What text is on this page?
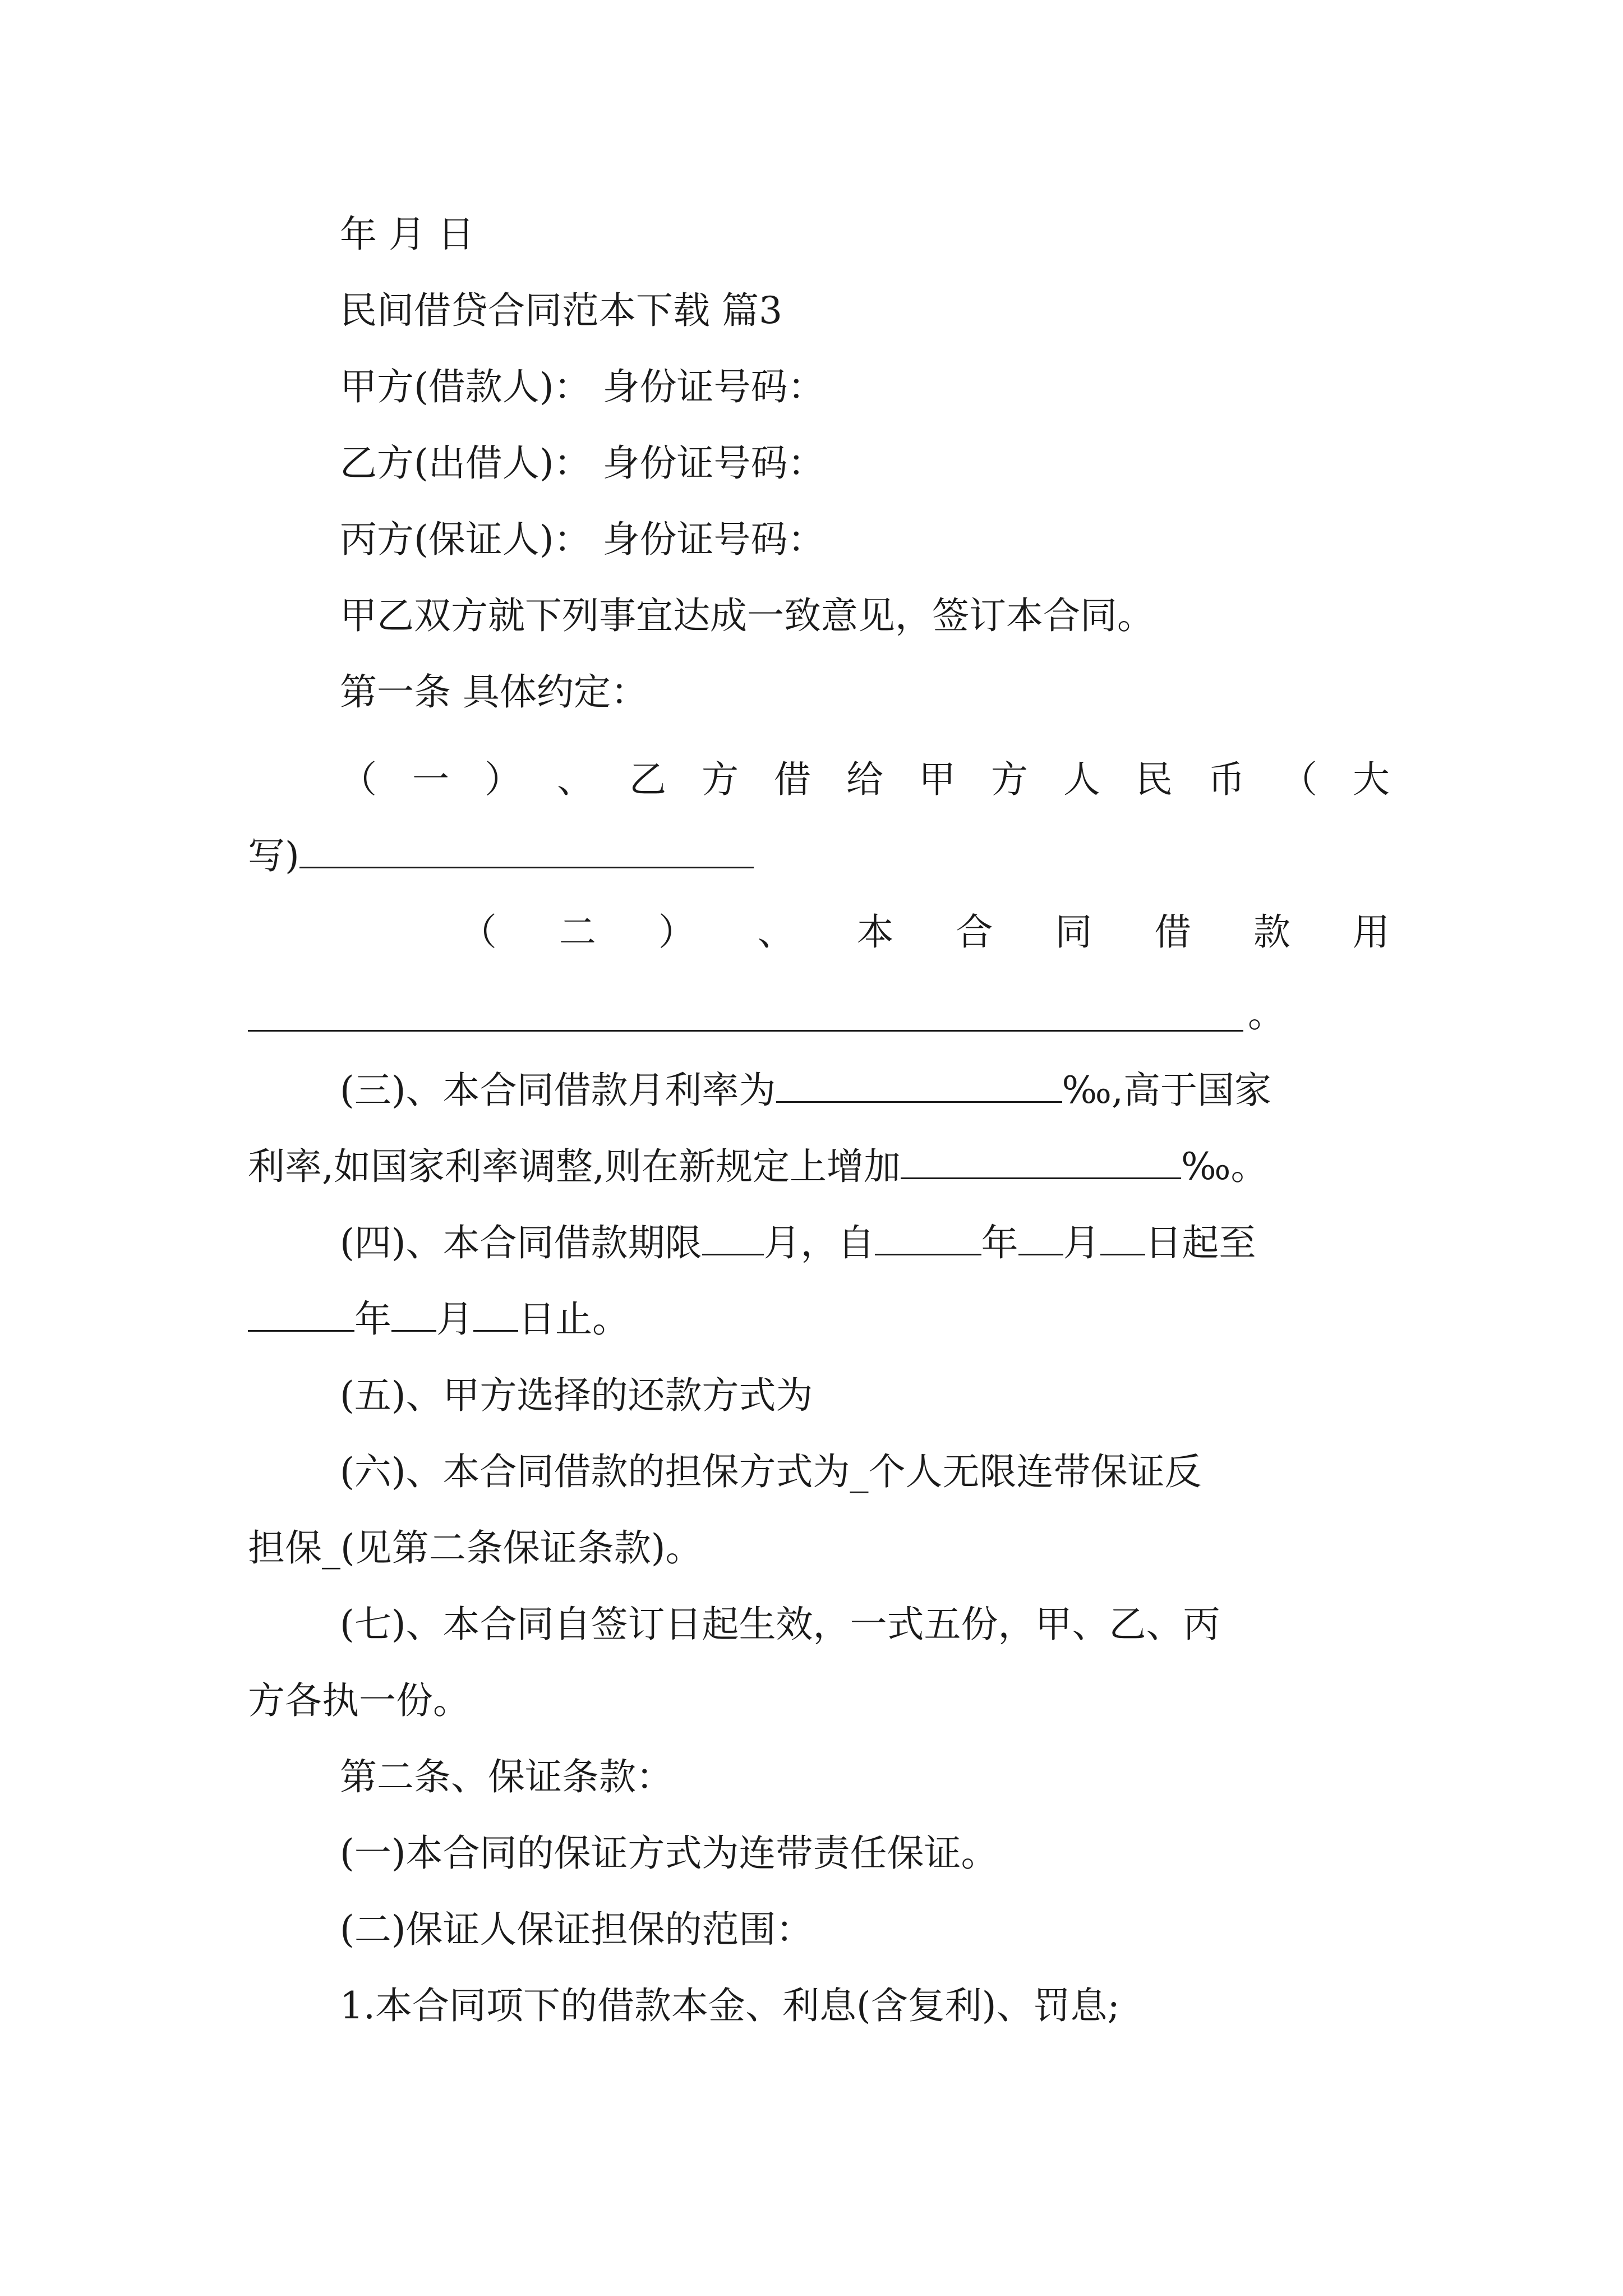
年 月 日
民间借贷合同范本下载 篇3
甲方(借款人)： 身份证号码：
乙方(出借人)： 身份证号码：
丙方(保证人)： 身份证号码：
甲乙双方就下列事宜达成一致意见，签订本合同。
第一条 具体约定：
（ 一 ） 、 乙 方 借 给 甲 方 人 民 币 （ 大
写)
（ 二 ） 、 本 合 同 借 款 用
。
(三)、本合同借款月利率为	‰,高于国家
利率,如国家利率调整,则在新规定上增加	‰。
(四)、本合同借款期限 月，自	年 月 日起至
年 月 日止。
(五)、甲方选择的还款方式为
(六)、本合同借款的担保方式为_个人无限连带保证反
担保_(见第二条保证条款)。
(七)、本合同自签订日起生效，一式五份，甲、乙、丙
方各执一份。
第二条、保证条款：
(一)本合同的保证方式为连带责任保证。
(二)保证人保证担保的范围：
1.本合同项下的借款本金、利息(含复利)、罚息;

++++++++

→ **Work to be completed**:
Verbatim reproduction of every record is required; images are left out.

→ **Result for this task**:
What text is on this page?
年 月 日
民间借贷合同范本下载 篇3
甲方(借款人)： 身份证号码：
乙方(出借人)： 身份证号码：
丙方(保证人)： 身份证号码：
甲乙双方就下列事宜达成一致意见，签订本合同。
第一条 具体约定：
（ 一 ） 、 乙 方 借 给 甲 方 人 民 币 （ 大
写)
（ 二 ） 、 本 合 同 借 款 用
。
(三)、本合同借款月利率为	‰,高于国家
利率,如国家利率调整,则在新规定上增加	‰。
(四)、本合同借款期限 月，自	年 月 日起至
年 月 日止。
(五)、甲方选择的还款方式为
(六)、本合同借款的担保方式为_个人无限连带保证反
担保_(见第二条保证条款)。
(七)、本合同自签订日起生效，一式五份，甲、乙、丙
方各执一份。
第二条、保证条款：
(一)本合同的保证方式为连带责任保证。
(二)保证人保证担保的范围：
1.本合同项下的借款本金、利息(含复利)、罚息;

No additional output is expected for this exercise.